> **OBJECTIVE**
The entries below are to be transcribed in full, without their images.

** start **

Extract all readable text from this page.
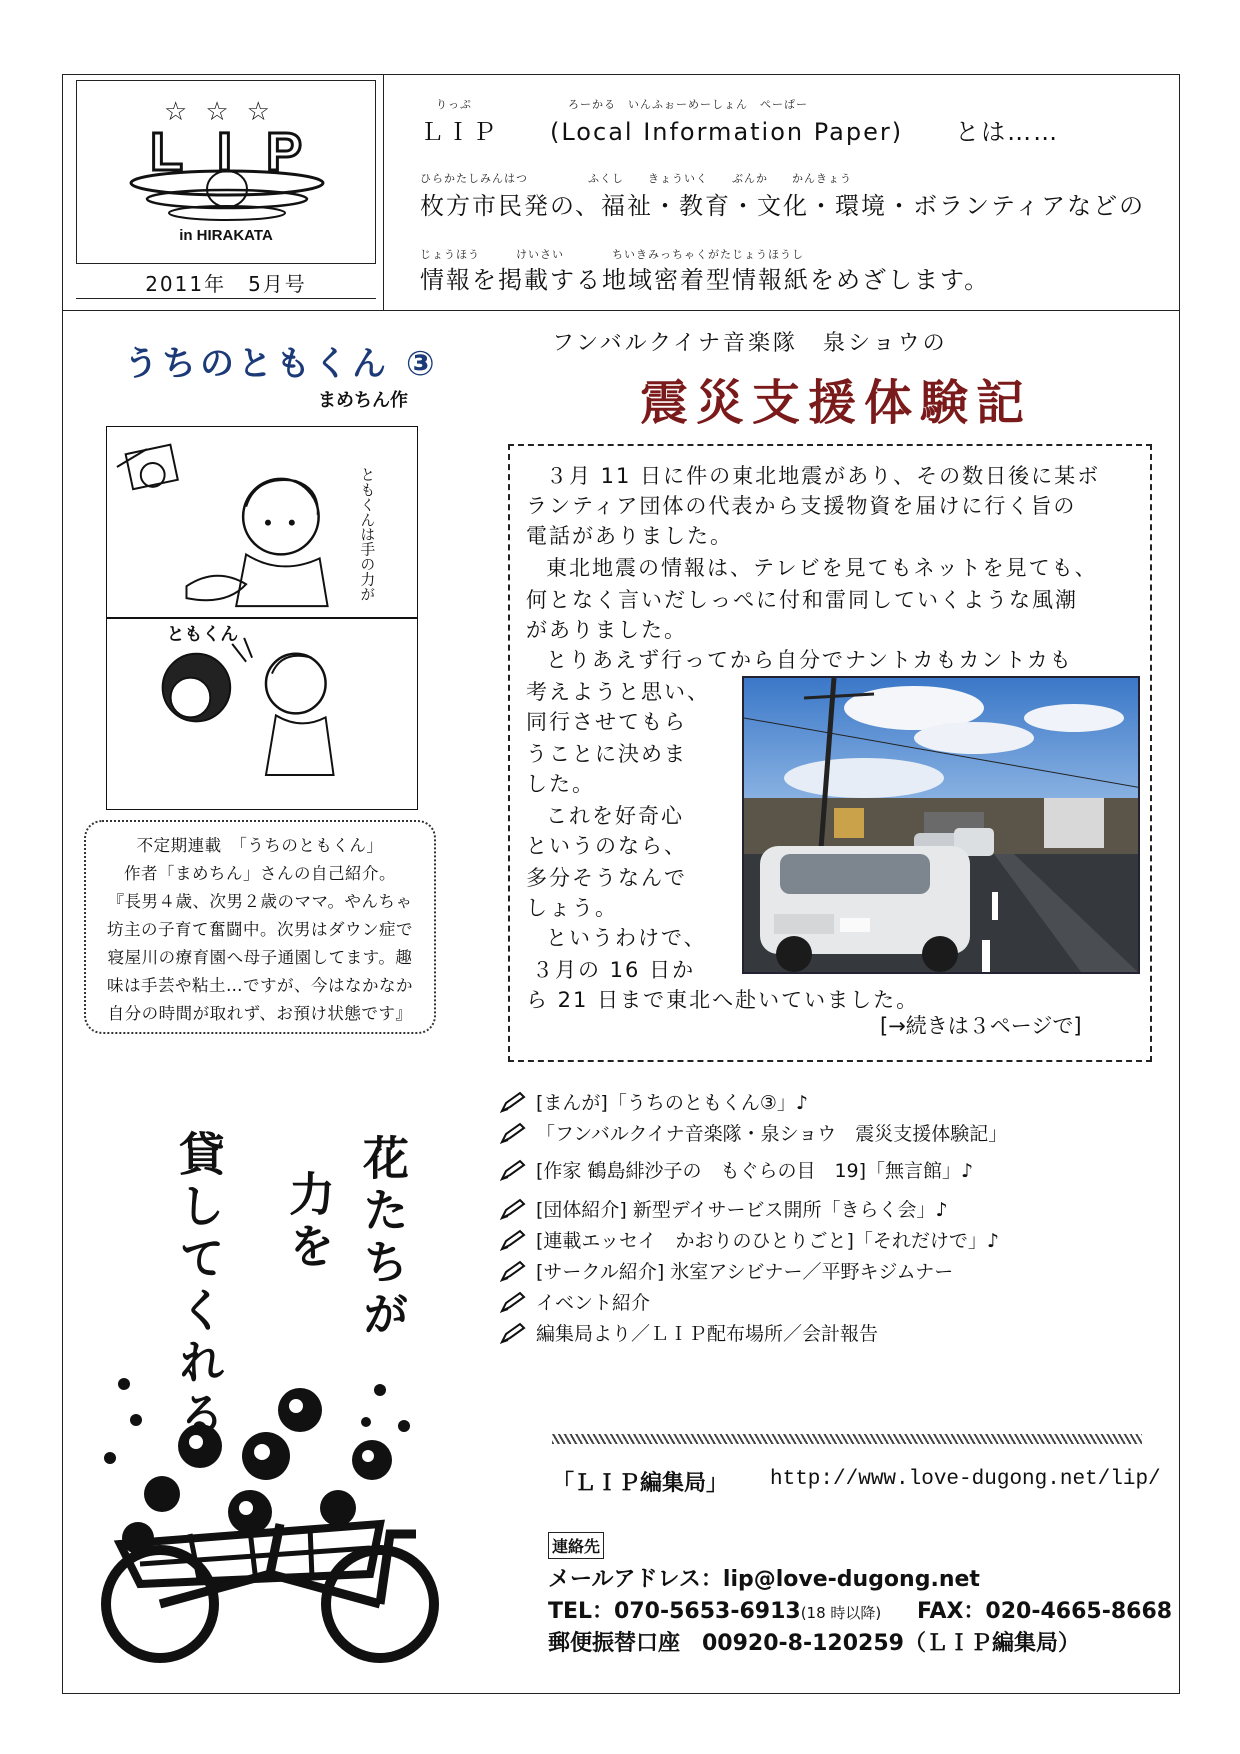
☆☆☆
LIP
in HIRAKATA
2011年　5月号
りっぷ　　　　　　　　ろーかる　いんふぉーめーしょん　ぺーぱー
ＬＩＰ　　(Local Information Paper)　　とは……
ひらかたしみんはつ　　　　　ふくし　　きょういく　　ぶんか　　かんきょう
枚方市民発の、福祉・教育・文化・環境・ボランティアなどの
じょうほう　　　けいさい　　　　ちいきみっちゃくがたじょうほうし
情報を掲載する地域密着型情報紙をめざします。
うちのともくん ③
まめちん作
ともくん
ともくんは手の力が
不定期連載　「うちのともくん」
作者「まめちん」さんの自己紹介。
『長男４歳、次男２歳のママ。やんちゃ
坊主の子育て奮闘中。次男はダウン症で
寝屋川の療育園へ母子通園してます。趣
味は手芸や粘土…ですが、今はなかなか
自分の時間が取れず、お預け状態です』
フンバルクイナ音楽隊　泉ショウの
震災支援体験記
３月 11 日に件の東北地震があり、その数日後に某ボ
ランティア団体の代表から支援物資を届けに行く旨の
電話がありました。
東北地震の情報は、テレビを見てもネットを見ても、
何となく言いだしっぺに付和雷同していくような風潮
がありました。
とりあえず行ってから自分でナントカもカントカも
考えようと思い、
同行させてもら
うことに決めま
した。
これを好奇心
というのなら、
多分そうなんで
しょう。
というわけで、
３月の 16 日か
ら 21 日まで東北へ赴いていました。
[→続きは３ページで]
[まんが]「うちのともくん③」♪
「フンバルクイナ音楽隊・泉ショウ　震災支援体験記」
[作家 鶴島緋沙子の　もぐらの目　19]「無言館」♪
[団体紹介] 新型デイサービス開所「きらく会」♪
[連載エッセイ　かおりのひとりごと]「それだけで」♪
[サークル紹介] 氷室アシビナー／平野キジムナー
イベント紹介
編集局より／ＬＩＰ配布場所／会計報告
花たちが
力を
貸してくれる
「ＬＩＰ編集局」 http://www.love-dugong.net/lip/
連絡先
メールアドレス：lip@love-dugong.net
TEL：070-5653-6913(18 時以降) FAX：020-4665-8668
郵便振替口座　00920-8-120259（ＬＩＰ編集局）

** end **

> **ANSWER TO THE EXERCISE**
Extract all readable text from this page.
☆☆☆
LIP
in HIRAKATA
2011年　5月号
りっぷ　　　　　　　　ろーかる　いんふぉーめーしょん　ぺーぱー
ＬＩＰ　　(Local Information Paper)　　とは……
ひらかたしみんはつ　　　　　ふくし　　きょういく　　ぶんか　　かんきょう
枚方市民発の、福祉・教育・文化・環境・ボランティアなどの
じょうほう　　　けいさい　　　　ちいきみっちゃくがたじょうほうし
情報を掲載する地域密着型情報紙をめざします。
うちのともくん ③
まめちん作
ともくん
ともくんは手の力が
不定期連載　「うちのともくん」
作者「まめちん」さんの自己紹介。
『長男４歳、次男２歳のママ。やんちゃ
坊主の子育て奮闘中。次男はダウン症で
寝屋川の療育園へ母子通園してます。趣
味は手芸や粘土…ですが、今はなかなか
自分の時間が取れず、お預け状態です』
フンバルクイナ音楽隊　泉ショウの
震災支援体験記
３月 11 日に件の東北地震があり、その数日後に某ボ
ランティア団体の代表から支援物資を届けに行く旨の
電話がありました。
東北地震の情報は、テレビを見てもネットを見ても、
何となく言いだしっぺに付和雷同していくような風潮
がありました。
とりあえず行ってから自分でナントカもカントカも
考えようと思い、
同行させてもら
うことに決めま
した。
これを好奇心
というのなら、
多分そうなんで
しょう。
というわけで、
３月の 16 日か
ら 21 日まで東北へ赴いていました。
[→続きは３ページで]
[まんが]「うちのともくん③」♪
「フンバルクイナ音楽隊・泉ショウ　震災支援体験記」
[作家 鶴島緋沙子の　もぐらの目　19]「無言館」♪
[団体紹介] 新型デイサービス開所「きらく会」♪
[連載エッセイ　かおりのひとりごと]「それだけで」♪
[サークル紹介] 氷室アシビナー／平野キジムナー
イベント紹介
編集局より／ＬＩＰ配布場所／会計報告
花たちが
力を
貸してくれる
「ＬＩＰ編集局」 http://www.love-dugong.net/lip/
連絡先
メールアドレス：lip@love-dugong.net
TEL：070-5653-6913(18 時以降) FAX：020-4665-8668
郵便振替口座　00920-8-120259（ＬＩＰ編集局）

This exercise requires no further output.